— AIM OF THE TASK —
Reproduce only the lines that run from the line with "Decode this image" to the last line of the material, both ends included, exactly as they appear.

Source records

[Begin]

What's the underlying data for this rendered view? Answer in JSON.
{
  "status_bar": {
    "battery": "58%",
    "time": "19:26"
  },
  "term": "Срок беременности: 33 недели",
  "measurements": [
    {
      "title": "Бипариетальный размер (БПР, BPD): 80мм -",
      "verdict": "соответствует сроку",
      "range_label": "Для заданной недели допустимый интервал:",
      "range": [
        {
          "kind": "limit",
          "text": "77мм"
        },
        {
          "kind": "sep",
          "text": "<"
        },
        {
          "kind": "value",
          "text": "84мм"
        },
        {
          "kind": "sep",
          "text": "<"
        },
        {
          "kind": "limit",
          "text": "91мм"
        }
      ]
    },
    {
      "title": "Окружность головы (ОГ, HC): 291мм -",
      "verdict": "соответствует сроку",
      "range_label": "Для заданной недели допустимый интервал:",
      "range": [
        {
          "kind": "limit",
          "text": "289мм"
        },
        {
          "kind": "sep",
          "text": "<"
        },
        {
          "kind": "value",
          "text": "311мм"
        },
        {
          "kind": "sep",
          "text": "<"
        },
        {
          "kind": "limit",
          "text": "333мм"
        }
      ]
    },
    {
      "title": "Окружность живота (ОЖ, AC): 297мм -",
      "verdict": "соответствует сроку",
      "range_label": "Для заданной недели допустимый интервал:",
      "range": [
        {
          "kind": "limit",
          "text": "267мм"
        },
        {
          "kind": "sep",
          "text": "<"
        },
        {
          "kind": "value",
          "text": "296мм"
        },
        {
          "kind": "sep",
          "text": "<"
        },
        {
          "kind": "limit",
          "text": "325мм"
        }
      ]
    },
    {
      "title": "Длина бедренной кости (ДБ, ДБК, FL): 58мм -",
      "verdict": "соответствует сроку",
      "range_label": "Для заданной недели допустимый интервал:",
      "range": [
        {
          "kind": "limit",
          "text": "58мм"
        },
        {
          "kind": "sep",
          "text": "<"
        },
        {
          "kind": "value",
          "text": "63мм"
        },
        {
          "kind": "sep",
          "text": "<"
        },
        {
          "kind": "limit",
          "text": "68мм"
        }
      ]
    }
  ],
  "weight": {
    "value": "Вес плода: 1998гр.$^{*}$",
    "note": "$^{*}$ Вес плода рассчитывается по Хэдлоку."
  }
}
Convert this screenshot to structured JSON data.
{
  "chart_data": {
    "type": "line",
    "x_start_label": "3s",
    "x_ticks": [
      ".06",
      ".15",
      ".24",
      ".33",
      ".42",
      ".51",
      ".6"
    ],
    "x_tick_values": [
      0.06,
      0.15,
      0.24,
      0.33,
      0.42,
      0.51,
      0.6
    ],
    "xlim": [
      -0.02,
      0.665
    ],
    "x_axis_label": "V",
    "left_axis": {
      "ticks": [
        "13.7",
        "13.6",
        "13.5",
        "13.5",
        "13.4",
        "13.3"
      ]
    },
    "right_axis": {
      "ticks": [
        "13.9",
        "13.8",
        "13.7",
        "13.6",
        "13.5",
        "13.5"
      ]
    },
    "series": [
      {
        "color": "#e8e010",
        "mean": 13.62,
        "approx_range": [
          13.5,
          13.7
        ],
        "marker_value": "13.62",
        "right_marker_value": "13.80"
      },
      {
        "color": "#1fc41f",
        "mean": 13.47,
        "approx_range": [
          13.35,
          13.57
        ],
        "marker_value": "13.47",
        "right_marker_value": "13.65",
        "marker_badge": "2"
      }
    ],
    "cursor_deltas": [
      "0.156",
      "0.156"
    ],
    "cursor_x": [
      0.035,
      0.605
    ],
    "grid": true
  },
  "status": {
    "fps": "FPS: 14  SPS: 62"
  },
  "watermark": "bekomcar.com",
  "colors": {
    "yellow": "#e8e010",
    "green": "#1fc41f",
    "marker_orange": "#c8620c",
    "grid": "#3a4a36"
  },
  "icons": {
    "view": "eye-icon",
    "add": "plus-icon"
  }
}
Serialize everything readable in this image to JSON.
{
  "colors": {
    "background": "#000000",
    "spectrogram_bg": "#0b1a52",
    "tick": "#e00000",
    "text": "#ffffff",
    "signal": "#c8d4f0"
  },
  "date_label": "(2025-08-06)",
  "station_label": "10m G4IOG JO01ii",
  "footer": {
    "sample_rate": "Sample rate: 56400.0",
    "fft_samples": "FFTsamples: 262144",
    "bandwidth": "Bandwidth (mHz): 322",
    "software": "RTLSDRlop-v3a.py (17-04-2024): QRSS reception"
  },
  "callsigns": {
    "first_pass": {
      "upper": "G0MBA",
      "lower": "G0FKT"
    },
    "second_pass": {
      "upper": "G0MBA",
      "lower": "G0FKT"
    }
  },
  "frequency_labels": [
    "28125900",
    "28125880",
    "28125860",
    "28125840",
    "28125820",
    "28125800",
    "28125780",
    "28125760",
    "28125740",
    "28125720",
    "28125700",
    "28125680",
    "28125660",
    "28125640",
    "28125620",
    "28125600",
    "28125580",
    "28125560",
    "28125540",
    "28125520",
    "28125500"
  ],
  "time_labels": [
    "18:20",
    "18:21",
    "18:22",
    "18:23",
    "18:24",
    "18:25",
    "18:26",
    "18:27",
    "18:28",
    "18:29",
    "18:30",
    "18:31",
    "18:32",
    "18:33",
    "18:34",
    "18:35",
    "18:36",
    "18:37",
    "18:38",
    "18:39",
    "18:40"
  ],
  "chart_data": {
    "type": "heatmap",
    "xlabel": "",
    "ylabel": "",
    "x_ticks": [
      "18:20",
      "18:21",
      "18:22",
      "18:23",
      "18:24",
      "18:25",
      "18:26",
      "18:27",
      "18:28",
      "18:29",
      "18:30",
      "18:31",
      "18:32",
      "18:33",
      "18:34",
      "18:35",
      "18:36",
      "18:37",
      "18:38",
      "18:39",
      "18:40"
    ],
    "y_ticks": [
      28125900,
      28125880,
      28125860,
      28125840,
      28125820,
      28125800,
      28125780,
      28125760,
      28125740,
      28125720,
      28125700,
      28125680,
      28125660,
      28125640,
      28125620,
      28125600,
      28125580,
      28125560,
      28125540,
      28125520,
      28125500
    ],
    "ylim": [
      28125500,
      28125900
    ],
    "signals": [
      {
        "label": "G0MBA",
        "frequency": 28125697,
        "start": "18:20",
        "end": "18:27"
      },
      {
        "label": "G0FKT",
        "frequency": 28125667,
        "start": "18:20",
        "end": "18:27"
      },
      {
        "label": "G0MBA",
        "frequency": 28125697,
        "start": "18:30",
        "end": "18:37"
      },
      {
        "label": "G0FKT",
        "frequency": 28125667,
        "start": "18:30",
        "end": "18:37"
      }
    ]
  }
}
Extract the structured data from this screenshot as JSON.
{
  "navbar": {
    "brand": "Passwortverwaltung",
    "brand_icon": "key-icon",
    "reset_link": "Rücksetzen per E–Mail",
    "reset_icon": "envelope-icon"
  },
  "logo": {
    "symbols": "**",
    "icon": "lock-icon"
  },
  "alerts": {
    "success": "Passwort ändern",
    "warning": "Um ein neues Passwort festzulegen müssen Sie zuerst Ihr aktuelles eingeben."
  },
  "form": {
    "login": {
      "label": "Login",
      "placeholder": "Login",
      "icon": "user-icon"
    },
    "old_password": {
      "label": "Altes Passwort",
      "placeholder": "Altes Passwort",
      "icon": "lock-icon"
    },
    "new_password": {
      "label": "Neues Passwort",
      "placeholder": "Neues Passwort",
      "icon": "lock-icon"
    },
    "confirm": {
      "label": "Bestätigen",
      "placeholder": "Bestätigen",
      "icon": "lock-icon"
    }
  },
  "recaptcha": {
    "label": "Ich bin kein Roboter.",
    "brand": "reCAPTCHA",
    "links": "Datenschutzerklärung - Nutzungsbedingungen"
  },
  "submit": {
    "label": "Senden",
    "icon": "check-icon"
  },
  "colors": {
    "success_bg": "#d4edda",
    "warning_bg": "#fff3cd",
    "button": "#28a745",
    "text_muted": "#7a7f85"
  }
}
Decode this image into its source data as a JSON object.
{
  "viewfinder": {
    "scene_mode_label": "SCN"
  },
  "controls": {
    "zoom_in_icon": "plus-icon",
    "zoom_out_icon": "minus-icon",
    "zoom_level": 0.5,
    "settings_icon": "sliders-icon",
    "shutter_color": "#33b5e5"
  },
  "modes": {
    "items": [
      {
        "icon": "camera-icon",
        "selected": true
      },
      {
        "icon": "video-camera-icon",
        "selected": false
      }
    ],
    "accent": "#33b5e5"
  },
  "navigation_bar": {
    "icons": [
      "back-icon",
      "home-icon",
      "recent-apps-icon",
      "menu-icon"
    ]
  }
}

[End]

— SOLUTION FOR THIS PROBLEM —
Decode this image into its source data as a JSON object.
{
  "viewfinder": {
    "scene_mode_label": "SCN"
  },
  "controls": {
    "zoom_in_icon": "plus-icon",
    "zoom_out_icon": "minus-icon",
    "zoom_level": 0.5,
    "settings_icon": "sliders-icon",
    "shutter_color": "#33b5e5"
  },
  "modes": {
    "items": [
      {
        "icon": "camera-icon",
        "selected": true
      },
      {
        "icon": "video-camera-icon",
        "selected": false
      }
    ],
    "accent": "#33b5e5"
  },
  "navigation_bar": {
    "icons": [
      "back-icon",
      "home-icon",
      "recent-apps-icon",
      "menu-icon"
    ]
  }
}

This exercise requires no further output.